## start
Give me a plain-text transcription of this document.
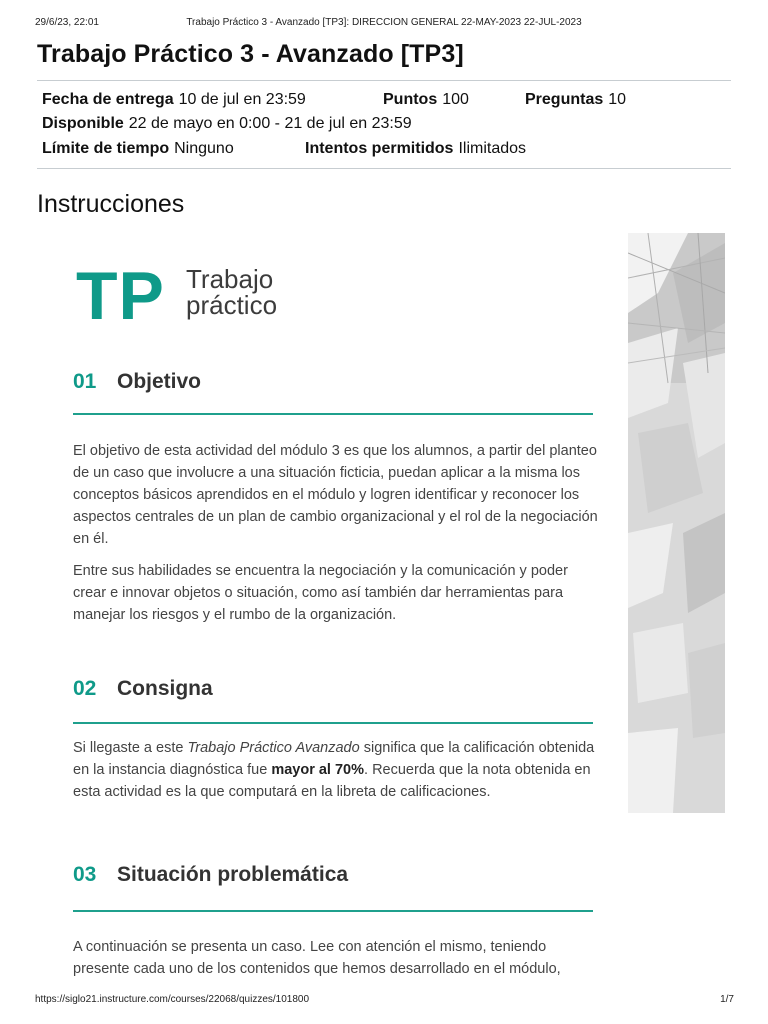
29/6/23, 22:01	Trabajo Práctico 3 - Avanzado [TP3]: DIRECCION GENERAL 22-MAY-2023 22-JUL-2023
Trabajo Práctico 3 - Avanzado [TP3]
Fecha de entrega 10 de jul en 23:59	Puntos 100	Preguntas 10
Disponible 22 de mayo en 0:00 - 21 de jul en 23:59
Límite de tiempo Ninguno	Intentos permitidos Ilimitados
Instrucciones
TP Trabajo
práctico
01 Objetivo

El objetivo de esta actividad del módulo 3 es que los alumnos, a partir del planteo de un caso que involucre a una situación ficticia, puedan aplicar a la misma los conceptos básicos aprendidos en el módulo y logren identificar y reconocer los aspectos centrales de un plan de cambio organizacional y el rol de la negociación en él.

Entre sus habilidades se encuentra la negociación y la comunicación y poder crear e innovar objetos o situación, como así también dar herramientas para manejar los riesgos y el rumbo de la organización.

02 Consigna

Si llegaste a este Trabajo Práctico Avanzado significa que la calificación obtenida en la instancia diagnóstica fue mayor al 70%. Recuerda que la nota obtenida en esta actividad es la que computará en la libreta de calificaciones.

03 Situación problemática

A continuación se presenta un caso. Lee con atención el mismo, teniendo presente cada uno de los contenidos que hemos desarrollado en el módulo,

https://siglo21.instructure.com/courses/22068/quizzes/101800	1/7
## end
Work to be completed: Your copy should match the entries exactly, minus the pictures.

Finished task:
Give me a plain-text transcription of this document.
29/6/23, 22:01	Trabajo Práctico 3 - Avanzado [TP3]: DIRECCION GENERAL 22-MAY-2023 22-JUL-2023
Trabajo Práctico 3 - Avanzado [TP3]
Fecha de entrega 10 de jul en 23:59	Puntos 100	Preguntas 10
Disponible 22 de mayo en 0:00 - 21 de jul en 23:59
Límite de tiempo Ninguno	Intentos permitidos Ilimitados
Instrucciones
TP Trabajo
práctico
01 Objetivo

El objetivo de esta actividad del módulo 3 es que los alumnos, a partir del planteo de un caso que involucre a una situación ficticia, puedan aplicar a la misma los conceptos básicos aprendidos en el módulo y logren identificar y reconocer los aspectos centrales de un plan de cambio organizacional y el rol de la negociación en él.

Entre sus habilidades se encuentra la negociación y la comunicación y poder crear e innovar objetos o situación, como así también dar herramientas para manejar los riesgos y el rumbo de la organización.

02 Consigna

Si llegaste a este Trabajo Práctico Avanzado significa que la calificación obtenida en la instancia diagnóstica fue mayor al 70%. Recuerda que la nota obtenida en esta actividad es la que computará en la libreta de calificaciones.

03 Situación problemática

A continuación se presenta un caso. Lee con atención el mismo, teniendo presente cada uno de los contenidos que hemos desarrollado en el módulo,

https://siglo21.instructure.com/courses/22068/quizzes/101800	1/7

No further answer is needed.